(Stored entries)
******************************

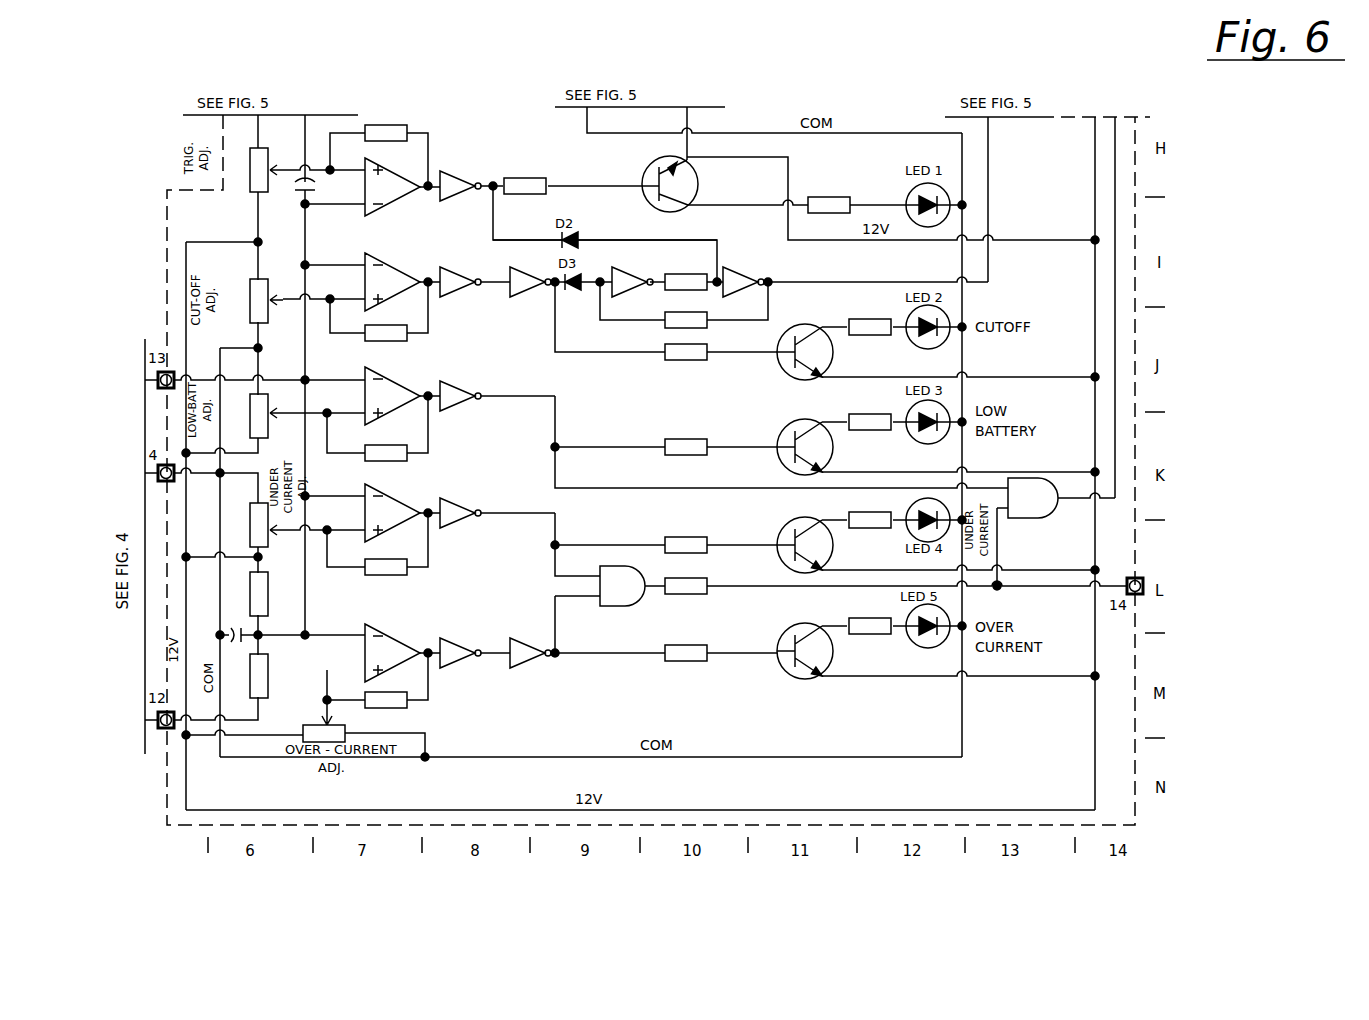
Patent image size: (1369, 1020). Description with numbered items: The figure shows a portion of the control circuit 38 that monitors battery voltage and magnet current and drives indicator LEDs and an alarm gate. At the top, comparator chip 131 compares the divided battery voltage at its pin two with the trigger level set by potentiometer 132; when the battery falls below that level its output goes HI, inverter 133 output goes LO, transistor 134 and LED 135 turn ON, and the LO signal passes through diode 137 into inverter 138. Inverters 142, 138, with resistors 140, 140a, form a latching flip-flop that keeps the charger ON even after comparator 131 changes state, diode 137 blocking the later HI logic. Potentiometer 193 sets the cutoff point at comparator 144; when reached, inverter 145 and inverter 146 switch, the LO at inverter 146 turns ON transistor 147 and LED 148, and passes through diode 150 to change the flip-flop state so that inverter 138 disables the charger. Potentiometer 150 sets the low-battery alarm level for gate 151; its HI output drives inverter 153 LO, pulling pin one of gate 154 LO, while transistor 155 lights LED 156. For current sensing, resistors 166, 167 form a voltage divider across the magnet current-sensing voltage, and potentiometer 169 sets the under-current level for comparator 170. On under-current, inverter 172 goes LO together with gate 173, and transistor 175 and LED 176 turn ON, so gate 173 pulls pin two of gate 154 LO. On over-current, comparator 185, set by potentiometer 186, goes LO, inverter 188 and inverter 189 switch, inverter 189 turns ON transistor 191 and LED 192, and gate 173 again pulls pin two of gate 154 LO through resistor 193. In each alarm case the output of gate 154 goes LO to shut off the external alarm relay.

The control circuit 38 is at (126, 848).
The comparator chip 131 is at (386, 204).
The potentiometer 132 is at (247, 184).
The inverter 133 is at (451, 172).
The transistor 134 is at (690, 178).
The LED 135 is at (908, 192).
The diode 137 is at (582, 238).
The inverter 138 is at (740, 268).
The resistor 140 is at (684, 274).
The resistor 140a is at (670, 328).
The inverter 142 is at (618, 274).
The comparator 144 is at (403, 268).
The inverter 145 is at (447, 270).
The inverter 146 is at (520, 296).
The transistor 147 is at (783, 369).
The LED 148 is at (935, 343).
The diode / potentiometer 150 is at (268, 417).
The gate 151 is at (403, 384).
The inverter 153 is at (455, 402).
The gate 154 is at (1040, 518).
The transistor 155 is at (783, 464).
The LED 156 is at (920, 436).
The resistor 166 is at (266, 684).
The resistor 167 is at (266, 596).
The potentiometer 169 is at (247, 524).
The comparator 170 is at (403, 502).
The inverter 172 is at (455, 520).
The gate 173 is at (620, 603).
The transistor 175 is at (786, 526).
The LED 176 is at (910, 508).
The comparator 185 is at (403, 642).
The potentiometer 186 is at (310, 716).
The inverter 188 is at (452, 665).
The inverter 189 is at (524, 665).
The transistor 191 is at (785, 672).
The LED 192 is at (921, 648).
The potentiometer / resistor 193 is at (255, 290).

******************************

Please repeat the rows from the start through the line containing "The transistor 134 is at (690, 178).", substituting "indicator lamps" for "indicator LEDs" and leaving everything else unchanged. Omit the pictures from your answer.

== Answer to this problem ==
Patent image size: (1369, 1020). Description with numbered items: The figure shows a portion of the control circuit 38 that monitors battery voltage and magnet current and drives indicator lamps and an alarm gate. At the top, comparator chip 131 compares the divided battery voltage at its pin two with the trigger level set by potentiometer 132; when the battery falls below that level its output goes HI, inverter 133 output goes LO, transistor 134 and LED 135 turn ON, and the LO signal passes through diode 137 into inverter 138. Inverters 142, 138, with resistors 140, 140a, form a latching flip-flop that keeps the charger ON even after comparator 131 changes state, diode 137 blocking the later HI logic. Potentiometer 193 sets the cutoff point at comparator 144; when reached, inverter 145 and inverter 146 switch, the LO at inverter 146 turns ON transistor 147 and LED 148, and passes through diode 150 to change the flip-flop state so that inverter 138 disables the charger. Potentiometer 150 sets the low-battery alarm level for gate 151; its HI output drives inverter 153 LO, pulling pin one of gate 154 LO, while transistor 155 lights LED 156. For current sensing, resistors 166, 167 form a voltage divider across the magnet current-sensing voltage, and potentiometer 169 sets the under-current level for comparator 170. On under-current, inverter 172 goes LO together with gate 173, and transistor 175 and LED 176 turn ON, so gate 173 pulls pin two of gate 154 LO. On over-current, comparator 185, set by potentiometer 186, goes LO, inverter 188 and inverter 189 switch, inverter 189 turns ON transistor 191 and LED 192, and gate 173 again pulls pin two of gate 154 LO through resistor 193. In each alarm case the output of gate 154 goes LO to shut off the external alarm relay.

The control circuit 38 is at (126, 848).
The comparator chip 131 is at (386, 204).
The potentiometer 132 is at (247, 184).
The inverter 133 is at (451, 172).
The transistor 134 is at (690, 178).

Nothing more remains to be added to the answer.